TASK TO COMPLETE » Print the records again, character for character.

---------- MATERIAL SHOWN

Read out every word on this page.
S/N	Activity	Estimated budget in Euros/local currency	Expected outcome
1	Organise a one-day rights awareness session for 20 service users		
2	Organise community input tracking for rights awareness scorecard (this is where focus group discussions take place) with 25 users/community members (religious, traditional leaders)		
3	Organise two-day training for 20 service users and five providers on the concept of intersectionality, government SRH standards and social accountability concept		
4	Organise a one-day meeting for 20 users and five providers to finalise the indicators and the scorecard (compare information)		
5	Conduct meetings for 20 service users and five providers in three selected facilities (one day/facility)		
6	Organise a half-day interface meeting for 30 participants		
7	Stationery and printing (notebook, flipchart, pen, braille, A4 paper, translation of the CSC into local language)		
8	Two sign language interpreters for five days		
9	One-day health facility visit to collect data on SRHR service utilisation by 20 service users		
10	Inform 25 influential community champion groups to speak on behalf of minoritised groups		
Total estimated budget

--------------------

WORKED ANSWER »
Read out every word on this page.
S/N	Activity	Estimated budget in Euros/local currency	Expected outcome
1	Organise a one-day rights awareness session for 20 service users		
2	Organise community input tracking for rights awareness scorecard (this is where focus group discussions take place) with 25 users/community members (religious, traditional leaders)		
3	Organise two-day training for 20 service users and five providers on the concept of intersectionality, government SRH standards and social accountability concept		
4	Organise a one-day meeting for 20 users and five providers to finalise the indicators and the scorecard (compare information)		
5	Conduct meetings for 20 service users and five providers in three selected facilities (one day/facility)		
6	Organise a half-day interface meeting for 30 participants		
7	Stationery and printing (notebook, flipchart, pen, braille, A4 paper, translation of the CSC into local language)		
8	Two sign language interpreters for five days		
9	One-day health facility visit to collect data on SRHR service utilisation by 20 service users		
10	Inform 25 influential community champion groups to speak on behalf of minoritised groups		
Total estimated budget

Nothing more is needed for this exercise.